→ **GOAL**: Duplicate, unchanged, the part of the material that opens with the line containing "row-name: Размещение и" and closes with the line containing "row-name: Введение электронных", including both of those lines.

→ **Page element annotations**:
^^^^

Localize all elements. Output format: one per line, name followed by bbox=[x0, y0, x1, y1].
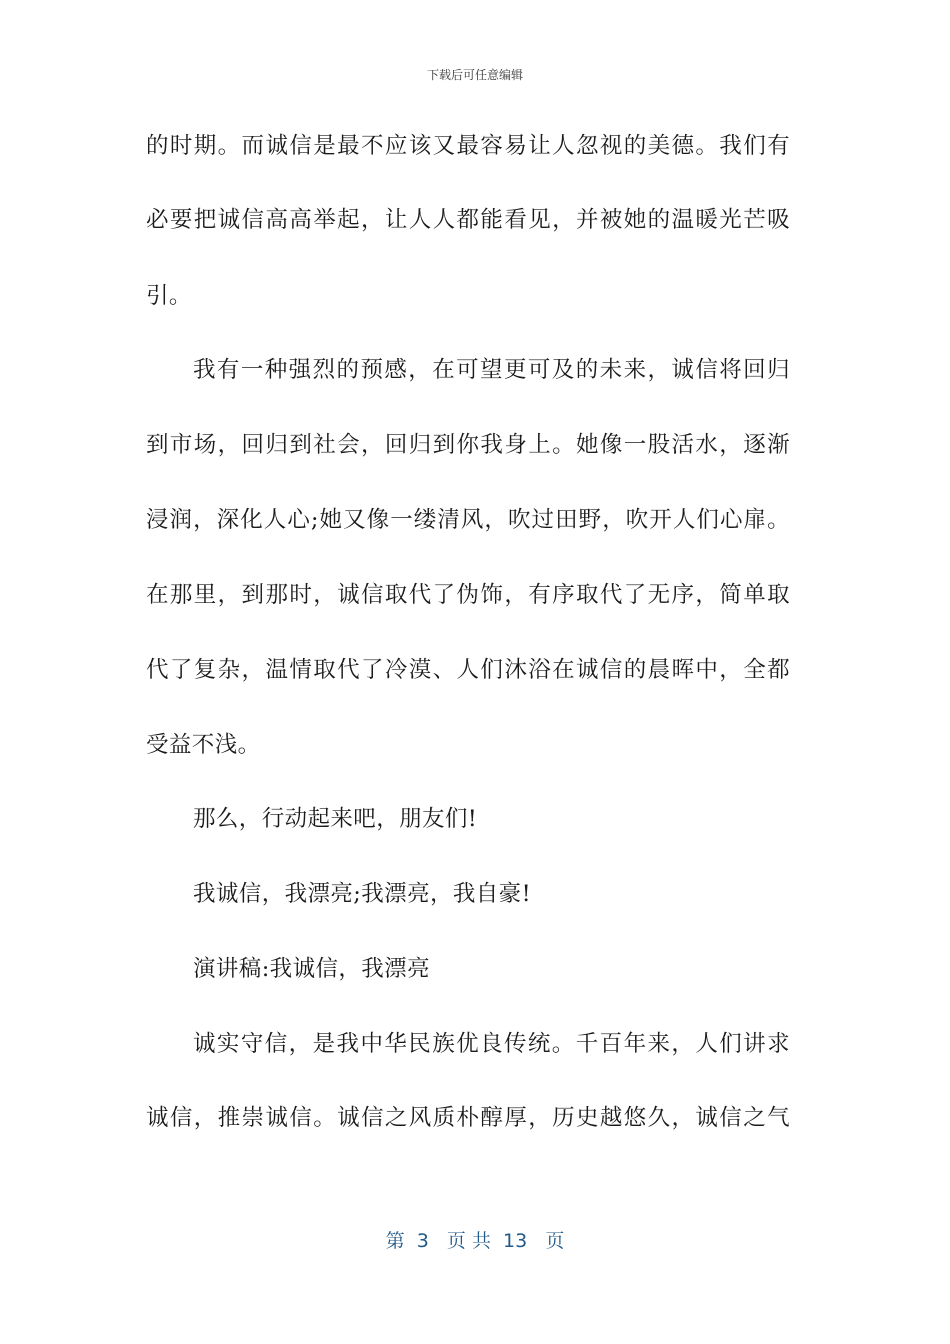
paragraph-line: 那么，行动起来吧，朋友们! bbox=[193, 806, 478, 832]
paragraph-line: 引。 bbox=[146, 283, 192, 309]
paragraph-line: 浸润，深化人心;她又像一缕清风，吹过田野，吹开人们心扉。 bbox=[146, 507, 790, 533]
paragraph-line: 我有一种强烈的预感，在可望更可及的未来，诚信将回归 bbox=[193, 357, 790, 383]
paragraph-line: 必要把诚信高高举起，让人人都能看见，并被她的温暖光芒吸 bbox=[146, 207, 790, 233]
paragraph-line: 诚实守信，是我中华民族优良传统。千百年来，人们讲求 bbox=[193, 1031, 790, 1057]
paragraph-line: 我诚信，我漂亮;我漂亮，我自豪! bbox=[193, 881, 532, 907]
paragraph-line: 受益不浅。 bbox=[146, 732, 261, 758]
paragraph-line: 诚信，推崇诚信。诚信之风质朴醇厚，历史越悠久，诚信之气 bbox=[146, 1105, 790, 1131]
paragraph-line: 的时期。而诚信是最不应该又最容易让人忽视的美德。我们有 bbox=[146, 133, 790, 159]
page-header: 下载后可任意编辑 bbox=[426, 68, 523, 82]
paragraph-line: 在那里，到那时，诚信取代了伪饰，有序取代了无序，简单取 bbox=[146, 582, 790, 608]
page-number: 第 3 页 共 13 页 bbox=[385, 1230, 565, 1252]
paragraph-line: 到市场，回归到社会，回归到你我身上。她像一股活水，逐渐 bbox=[146, 432, 790, 458]
section-heading: 演讲稿:我诚信，我漂亮 bbox=[193, 956, 430, 982]
paragraph-line: 代了复杂，温情取代了冷漠、人们沐浴在诚信的晨晖中，全都 bbox=[146, 657, 790, 683]
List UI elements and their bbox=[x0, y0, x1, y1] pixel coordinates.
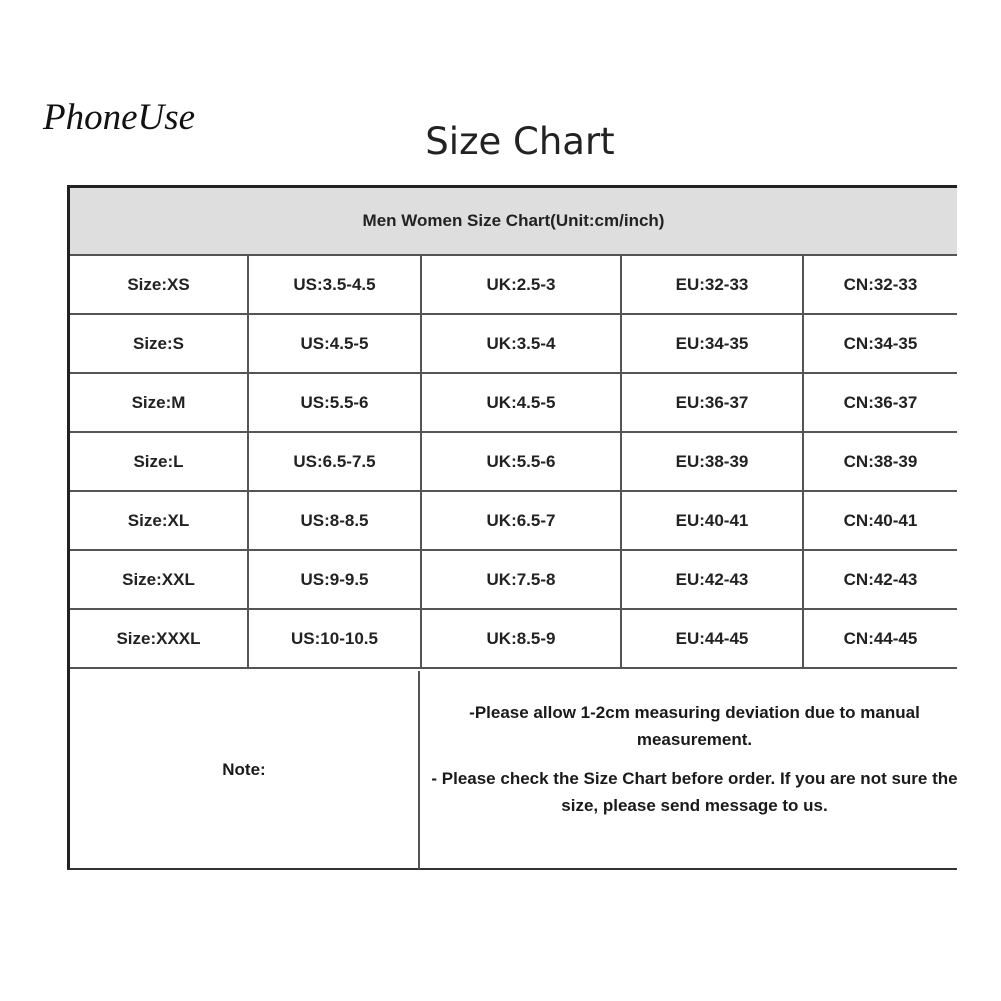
table-row bbox=[70, 314, 957, 373]
page-title: Size Chart bbox=[425, 120, 615, 163]
cn-cell: CN:34-35 bbox=[803, 314, 957, 373]
uk-cell: UK:7.5-8 bbox=[421, 550, 621, 609]
table-row bbox=[70, 491, 957, 550]
size-chart-table bbox=[67, 185, 957, 870]
eu-cell: EU:34-35 bbox=[621, 314, 803, 373]
uk-cell: UK:8.5-9 bbox=[421, 609, 621, 668]
uk-cell: UK:5.5-6 bbox=[421, 432, 621, 491]
eu-cell: EU:32-33 bbox=[621, 256, 803, 314]
table-row bbox=[70, 609, 957, 668]
size-cell: Size:XXXL bbox=[70, 609, 248, 668]
cn-cell: CN:42-43 bbox=[803, 550, 957, 609]
cn-cell: CN:38-39 bbox=[803, 432, 957, 491]
note-line: -Please allow 1-2cm measuring deviation due to manual measurement. bbox=[469, 703, 920, 749]
us-cell: US:10-10.5 bbox=[248, 609, 421, 668]
uk-cell: UK:2.5-3 bbox=[421, 256, 621, 314]
size-cell: Size:XS bbox=[70, 256, 248, 314]
size-rows bbox=[70, 256, 957, 669]
eu-cell: EU:42-43 bbox=[621, 550, 803, 609]
note-text bbox=[422, 671, 967, 869]
table-row bbox=[70, 432, 957, 491]
cn-cell: CN:40-41 bbox=[803, 491, 957, 550]
table-row bbox=[70, 550, 957, 609]
us-cell: US:3.5-4.5 bbox=[248, 256, 421, 314]
eu-cell: EU:44-45 bbox=[621, 609, 803, 668]
note-label: Note: bbox=[70, 671, 420, 869]
size-cell: Size:M bbox=[70, 373, 248, 432]
eu-cell: EU:40-41 bbox=[621, 491, 803, 550]
cn-cell: CN:36-37 bbox=[803, 373, 957, 432]
us-cell: US:8-8.5 bbox=[248, 491, 421, 550]
note-line: - Please check the Size Chart before order. If you are not sure the size, please send message to us. bbox=[431, 769, 958, 815]
uk-cell: UK:4.5-5 bbox=[421, 373, 621, 432]
table-header: Men Women Size Chart(Unit:cm/inch) bbox=[70, 188, 957, 256]
us-cell: US:9-9.5 bbox=[248, 550, 421, 609]
size-cell: Size:L bbox=[70, 432, 248, 491]
cn-cell: CN:44-45 bbox=[803, 609, 957, 668]
cn-cell: CN:32-33 bbox=[803, 256, 957, 314]
us-cell: US:4.5-5 bbox=[248, 314, 421, 373]
eu-cell: EU:38-39 bbox=[621, 432, 803, 491]
uk-cell: UK:6.5-7 bbox=[421, 491, 621, 550]
size-cell: Size:XXL bbox=[70, 550, 248, 609]
table-row bbox=[70, 373, 957, 432]
us-cell: US:5.5-6 bbox=[248, 373, 421, 432]
us-cell: US:6.5-7.5 bbox=[248, 432, 421, 491]
size-cell: Size:S bbox=[70, 314, 248, 373]
eu-cell: EU:36-37 bbox=[621, 373, 803, 432]
table-row bbox=[70, 256, 957, 314]
uk-cell: UK:3.5-4 bbox=[421, 314, 621, 373]
size-cell: Size:XL bbox=[70, 491, 248, 550]
brand-logo-text: PhoneUse bbox=[43, 97, 196, 138]
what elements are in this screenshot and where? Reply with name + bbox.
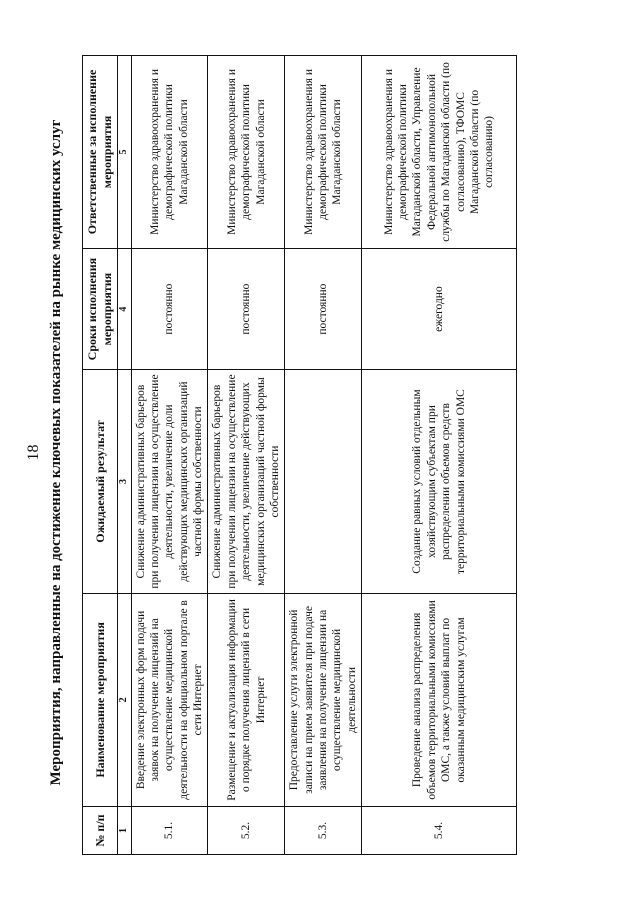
row-name: Размещение и актуализация информации о порядке получения лицензий в сети Интернет — [208, 593, 285, 806]
header-responsible: Ответственные за исполнение мероприятия — [83, 56, 118, 249]
row-deadline: постоянно — [208, 248, 285, 369]
row-name: Введение электронных форм подачи заявок на получение лицензий на осуществление медицинской деятельности на официальном портале в сети Интернет — [131, 593, 208, 806]
row-responsible: Министерство здравоохранения и демографической политики Магаданской области, Управление Федеральной антимонопольной службы по Магаданской области (по согласованию), ТФОМС Магаданской области (по согласованию) — [362, 56, 517, 249]
row-deadline: постоянно — [285, 248, 362, 369]
page-title: Мероприятия, направленные на достижение ключевых показателей на рынке медицинских услуг — [48, 119, 64, 786]
measures-table — [82, 55, 517, 855]
column-number-row — [118, 56, 132, 855]
column-number: 4 — [118, 248, 132, 369]
header-name: Наименование мероприятия — [83, 593, 118, 806]
row-deadline: ежегодно — [362, 248, 517, 369]
row-result: Снижение административных барьеров при получении лицензии на осуществление деятельности, увеличение доли действующих медицинских организаций частной формы собственности — [131, 370, 208, 593]
row-num: 5.1. — [131, 807, 208, 855]
row-num: 5.3. — [285, 807, 362, 855]
row-name: Проведение анализа распределения объемов территориальными комиссиями ОМС, а также условий выплат по оказанным медицинским услугам — [362, 593, 517, 806]
row-responsible: Министерство здравоохранения и демографической политики Магаданской области — [208, 56, 285, 249]
table-row — [131, 56, 208, 855]
table-header-row — [83, 56, 118, 855]
column-number: 1 — [118, 807, 132, 855]
column-number: 3 — [118, 370, 132, 593]
column-number: 2 — [118, 593, 132, 806]
row-result: Снижение административных барьеров при получении лицензии на осуществление деятельности, увеличение действующих медицинских организаций частной формы собственности — [208, 370, 285, 593]
row-result: Создание равных условий отдельным хозяйствующим субъектам при распределении объемов средств территориальными комиссиями ОМС — [362, 370, 517, 593]
header-num: № п/п — [83, 807, 118, 855]
table-row — [208, 56, 285, 855]
row-name: Предоставление услуги электронной записи на прием заявителя при подаче заявления на получение лицензии на осуществление медицинской деятельности — [285, 593, 362, 806]
row-result — [285, 370, 362, 593]
column-number: 5 — [118, 56, 132, 249]
row-deadline: постоянно — [131, 248, 208, 369]
row-responsible: Министерство здравоохранения и демографической политики Магаданской области — [285, 56, 362, 249]
page-number: 18 — [25, 444, 42, 461]
header-result: Ожидаемый результат — [83, 370, 118, 593]
row-num: 5.4. — [362, 807, 517, 855]
table-row — [362, 56, 517, 855]
header-deadline: Сроки исполнения мероприятия — [83, 248, 118, 369]
table-row — [285, 56, 362, 855]
row-num: 5.2. — [208, 807, 285, 855]
row-responsible: Министерство здравоохранения и демографической политики Магаданской области — [131, 56, 208, 249]
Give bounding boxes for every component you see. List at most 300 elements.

^^^^

→ **EXPECTED ANSWER**:
row-name: Размещение и актуализация информации о порядке получения лицензий в сети Интернет — [208, 593, 285, 806]
header-responsible: Ответственные за исполнение мероприятия — [83, 56, 118, 249]
row-deadline: постоянно — [208, 248, 285, 369]
row-name: Введение электронных форм подачи заявок на получение лицензий на осуществление медицинской деятельности на официальном портале в сети Интернет — [131, 593, 208, 806]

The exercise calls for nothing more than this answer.